A run of records
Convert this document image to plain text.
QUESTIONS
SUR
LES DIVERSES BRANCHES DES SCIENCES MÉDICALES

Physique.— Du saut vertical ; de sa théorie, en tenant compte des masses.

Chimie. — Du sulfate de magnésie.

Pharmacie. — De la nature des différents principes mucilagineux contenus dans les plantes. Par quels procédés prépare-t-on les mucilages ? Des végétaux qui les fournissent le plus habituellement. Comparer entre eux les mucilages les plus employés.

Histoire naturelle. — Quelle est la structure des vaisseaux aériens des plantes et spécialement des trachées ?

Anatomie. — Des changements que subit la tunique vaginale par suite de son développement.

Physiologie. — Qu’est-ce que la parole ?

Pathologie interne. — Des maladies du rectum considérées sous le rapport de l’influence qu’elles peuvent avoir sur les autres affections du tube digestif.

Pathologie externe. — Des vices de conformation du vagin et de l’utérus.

==

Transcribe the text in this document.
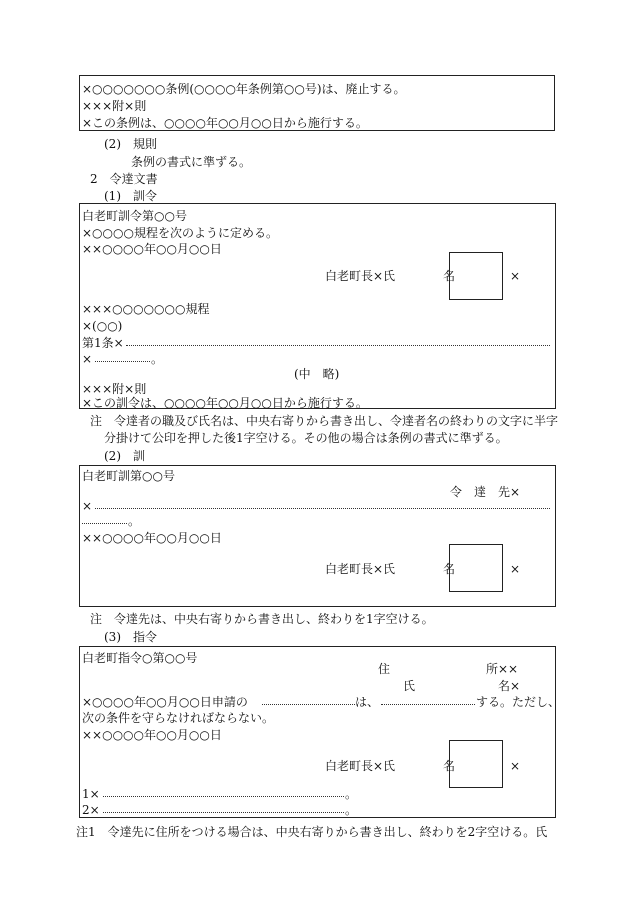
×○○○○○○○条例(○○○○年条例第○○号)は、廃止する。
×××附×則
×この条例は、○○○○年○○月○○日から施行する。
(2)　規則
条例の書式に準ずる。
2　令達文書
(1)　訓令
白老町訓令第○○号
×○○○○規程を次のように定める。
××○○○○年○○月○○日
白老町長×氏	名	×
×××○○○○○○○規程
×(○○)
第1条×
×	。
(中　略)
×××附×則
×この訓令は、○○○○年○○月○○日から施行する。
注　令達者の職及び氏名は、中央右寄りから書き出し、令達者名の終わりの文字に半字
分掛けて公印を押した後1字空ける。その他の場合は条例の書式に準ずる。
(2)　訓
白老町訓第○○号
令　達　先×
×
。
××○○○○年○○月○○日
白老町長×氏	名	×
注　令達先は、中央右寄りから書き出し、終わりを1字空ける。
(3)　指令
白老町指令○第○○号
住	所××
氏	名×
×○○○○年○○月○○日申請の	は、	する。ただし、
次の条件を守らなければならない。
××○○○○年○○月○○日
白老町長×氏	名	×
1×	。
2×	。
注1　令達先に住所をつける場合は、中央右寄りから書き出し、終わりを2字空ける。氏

...

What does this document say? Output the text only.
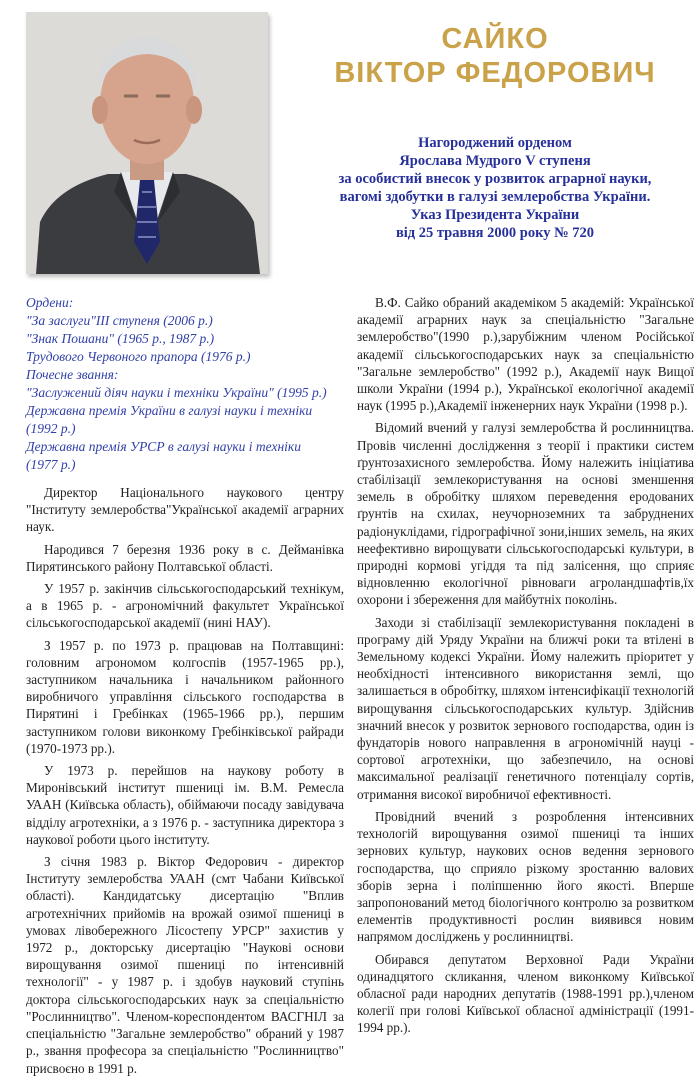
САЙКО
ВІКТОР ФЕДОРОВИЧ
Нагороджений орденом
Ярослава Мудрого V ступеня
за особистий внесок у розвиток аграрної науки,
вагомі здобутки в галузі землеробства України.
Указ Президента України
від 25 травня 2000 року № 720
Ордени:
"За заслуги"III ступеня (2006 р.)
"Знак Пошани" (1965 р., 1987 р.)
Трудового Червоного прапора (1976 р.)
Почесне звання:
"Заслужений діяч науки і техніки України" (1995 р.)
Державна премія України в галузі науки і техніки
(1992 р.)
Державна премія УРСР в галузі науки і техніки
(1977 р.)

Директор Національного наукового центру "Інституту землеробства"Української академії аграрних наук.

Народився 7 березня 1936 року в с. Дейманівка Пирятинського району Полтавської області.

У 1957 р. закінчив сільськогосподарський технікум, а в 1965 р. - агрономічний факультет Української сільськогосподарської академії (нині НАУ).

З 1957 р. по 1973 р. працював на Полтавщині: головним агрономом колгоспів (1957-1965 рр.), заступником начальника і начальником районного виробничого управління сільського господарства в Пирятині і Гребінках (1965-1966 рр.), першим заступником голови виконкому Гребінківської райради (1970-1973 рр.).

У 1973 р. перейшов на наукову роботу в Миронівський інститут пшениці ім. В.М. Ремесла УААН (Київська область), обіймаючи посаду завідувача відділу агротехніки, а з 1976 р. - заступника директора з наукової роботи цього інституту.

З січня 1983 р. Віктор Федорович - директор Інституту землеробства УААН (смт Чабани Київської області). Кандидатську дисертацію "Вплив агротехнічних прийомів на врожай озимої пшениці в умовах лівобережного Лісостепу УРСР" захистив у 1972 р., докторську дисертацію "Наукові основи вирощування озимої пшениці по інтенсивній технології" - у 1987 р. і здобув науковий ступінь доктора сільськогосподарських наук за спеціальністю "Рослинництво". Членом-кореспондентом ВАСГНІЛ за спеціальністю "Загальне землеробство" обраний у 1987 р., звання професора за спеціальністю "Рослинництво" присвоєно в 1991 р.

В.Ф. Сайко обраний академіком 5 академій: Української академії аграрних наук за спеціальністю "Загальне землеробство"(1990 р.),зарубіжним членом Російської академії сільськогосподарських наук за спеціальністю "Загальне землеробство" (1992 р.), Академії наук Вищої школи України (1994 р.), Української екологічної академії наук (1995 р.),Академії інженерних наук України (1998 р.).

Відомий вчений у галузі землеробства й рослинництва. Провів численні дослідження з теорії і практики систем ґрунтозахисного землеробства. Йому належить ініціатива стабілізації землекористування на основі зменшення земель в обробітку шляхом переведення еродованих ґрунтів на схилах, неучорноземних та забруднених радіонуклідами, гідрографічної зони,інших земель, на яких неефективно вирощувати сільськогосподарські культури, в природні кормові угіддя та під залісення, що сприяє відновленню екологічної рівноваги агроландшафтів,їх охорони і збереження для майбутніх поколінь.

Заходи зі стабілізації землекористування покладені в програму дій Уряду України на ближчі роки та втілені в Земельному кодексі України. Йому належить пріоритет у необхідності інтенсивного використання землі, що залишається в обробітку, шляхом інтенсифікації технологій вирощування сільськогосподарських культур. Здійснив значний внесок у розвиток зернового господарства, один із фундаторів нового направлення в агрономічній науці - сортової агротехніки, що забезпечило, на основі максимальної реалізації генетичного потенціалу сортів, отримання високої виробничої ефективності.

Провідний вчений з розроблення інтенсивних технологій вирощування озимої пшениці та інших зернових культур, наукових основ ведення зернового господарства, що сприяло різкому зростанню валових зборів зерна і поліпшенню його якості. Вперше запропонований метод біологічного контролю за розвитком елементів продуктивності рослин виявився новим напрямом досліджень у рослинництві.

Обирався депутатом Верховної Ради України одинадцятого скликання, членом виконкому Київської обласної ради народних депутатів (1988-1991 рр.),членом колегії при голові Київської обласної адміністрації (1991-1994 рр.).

- _Exercise details_: Each line above that includes "ступеня" should be shown.

- _Answer to the exercise_:
Ярослава Мудрого V ступеня
"За заслуги"III ступеня (2006 р.)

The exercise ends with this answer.